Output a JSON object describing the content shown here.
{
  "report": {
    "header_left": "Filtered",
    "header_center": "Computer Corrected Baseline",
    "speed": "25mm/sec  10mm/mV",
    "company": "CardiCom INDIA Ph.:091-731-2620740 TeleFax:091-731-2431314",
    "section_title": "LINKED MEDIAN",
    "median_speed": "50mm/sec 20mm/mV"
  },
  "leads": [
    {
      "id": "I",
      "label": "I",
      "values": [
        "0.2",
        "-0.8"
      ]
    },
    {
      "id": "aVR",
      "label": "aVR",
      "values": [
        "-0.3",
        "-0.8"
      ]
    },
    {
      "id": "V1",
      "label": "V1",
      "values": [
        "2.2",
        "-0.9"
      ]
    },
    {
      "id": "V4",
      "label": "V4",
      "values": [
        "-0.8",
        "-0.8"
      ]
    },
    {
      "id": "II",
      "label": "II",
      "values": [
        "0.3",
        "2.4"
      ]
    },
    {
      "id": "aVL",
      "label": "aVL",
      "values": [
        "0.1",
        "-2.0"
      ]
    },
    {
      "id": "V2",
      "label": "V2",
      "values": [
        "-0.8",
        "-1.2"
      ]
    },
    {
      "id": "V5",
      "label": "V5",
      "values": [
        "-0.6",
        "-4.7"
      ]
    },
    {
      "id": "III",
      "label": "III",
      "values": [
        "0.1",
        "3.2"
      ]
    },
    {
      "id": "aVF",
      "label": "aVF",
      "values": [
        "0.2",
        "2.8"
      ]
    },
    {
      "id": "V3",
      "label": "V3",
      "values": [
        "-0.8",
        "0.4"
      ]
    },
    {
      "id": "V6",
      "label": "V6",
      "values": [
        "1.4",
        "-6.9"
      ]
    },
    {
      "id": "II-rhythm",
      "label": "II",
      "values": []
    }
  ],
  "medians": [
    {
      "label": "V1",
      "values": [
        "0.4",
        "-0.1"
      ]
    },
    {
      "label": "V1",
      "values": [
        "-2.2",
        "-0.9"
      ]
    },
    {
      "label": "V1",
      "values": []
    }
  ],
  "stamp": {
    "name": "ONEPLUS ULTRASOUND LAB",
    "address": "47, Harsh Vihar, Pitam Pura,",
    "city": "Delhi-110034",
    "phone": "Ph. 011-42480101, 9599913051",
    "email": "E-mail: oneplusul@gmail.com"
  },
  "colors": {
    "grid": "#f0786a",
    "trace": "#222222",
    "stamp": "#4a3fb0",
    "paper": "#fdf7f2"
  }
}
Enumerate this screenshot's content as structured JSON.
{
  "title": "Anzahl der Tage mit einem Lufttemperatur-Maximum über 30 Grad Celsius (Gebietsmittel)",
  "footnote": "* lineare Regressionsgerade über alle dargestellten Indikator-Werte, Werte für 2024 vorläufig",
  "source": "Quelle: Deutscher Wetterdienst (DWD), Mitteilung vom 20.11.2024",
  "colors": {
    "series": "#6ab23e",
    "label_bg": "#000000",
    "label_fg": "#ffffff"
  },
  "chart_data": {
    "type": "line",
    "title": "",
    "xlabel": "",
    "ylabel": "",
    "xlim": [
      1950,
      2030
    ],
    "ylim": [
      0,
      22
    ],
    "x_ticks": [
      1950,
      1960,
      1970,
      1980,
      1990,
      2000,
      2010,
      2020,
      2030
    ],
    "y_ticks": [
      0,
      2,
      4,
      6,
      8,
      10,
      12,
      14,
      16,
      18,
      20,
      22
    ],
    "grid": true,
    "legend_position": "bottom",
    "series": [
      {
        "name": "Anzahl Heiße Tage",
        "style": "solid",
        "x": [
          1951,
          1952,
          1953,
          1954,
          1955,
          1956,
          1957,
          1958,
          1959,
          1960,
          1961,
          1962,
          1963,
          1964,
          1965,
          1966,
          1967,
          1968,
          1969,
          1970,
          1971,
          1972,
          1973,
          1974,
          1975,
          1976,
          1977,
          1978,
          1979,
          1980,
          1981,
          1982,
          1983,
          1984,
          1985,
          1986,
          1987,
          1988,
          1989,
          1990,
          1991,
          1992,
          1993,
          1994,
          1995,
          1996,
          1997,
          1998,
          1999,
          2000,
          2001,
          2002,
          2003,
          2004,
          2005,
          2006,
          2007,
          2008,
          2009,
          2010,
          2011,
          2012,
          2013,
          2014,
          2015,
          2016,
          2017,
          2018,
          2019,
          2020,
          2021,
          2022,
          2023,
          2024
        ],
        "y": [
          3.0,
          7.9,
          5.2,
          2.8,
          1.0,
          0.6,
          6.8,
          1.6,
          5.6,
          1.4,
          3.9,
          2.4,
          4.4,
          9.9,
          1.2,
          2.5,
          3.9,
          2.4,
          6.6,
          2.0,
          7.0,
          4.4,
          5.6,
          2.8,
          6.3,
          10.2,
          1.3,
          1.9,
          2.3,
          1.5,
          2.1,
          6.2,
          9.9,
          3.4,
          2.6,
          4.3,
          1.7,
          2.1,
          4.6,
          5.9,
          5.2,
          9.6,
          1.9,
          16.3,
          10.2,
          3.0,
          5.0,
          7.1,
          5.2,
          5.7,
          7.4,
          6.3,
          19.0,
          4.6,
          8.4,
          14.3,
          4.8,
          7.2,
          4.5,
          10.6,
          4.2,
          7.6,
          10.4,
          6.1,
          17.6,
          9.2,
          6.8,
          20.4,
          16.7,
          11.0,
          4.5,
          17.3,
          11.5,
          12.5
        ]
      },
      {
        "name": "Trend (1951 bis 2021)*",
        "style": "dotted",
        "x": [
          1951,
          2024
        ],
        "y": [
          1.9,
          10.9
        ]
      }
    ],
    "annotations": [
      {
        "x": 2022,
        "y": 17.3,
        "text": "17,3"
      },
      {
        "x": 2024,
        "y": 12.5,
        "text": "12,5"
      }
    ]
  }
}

▸ **EXERCISE BRIEF**
From the data above, count the lines where "über" occurs and give that figure and nothing else.

▸ **FINISHED TASK**
2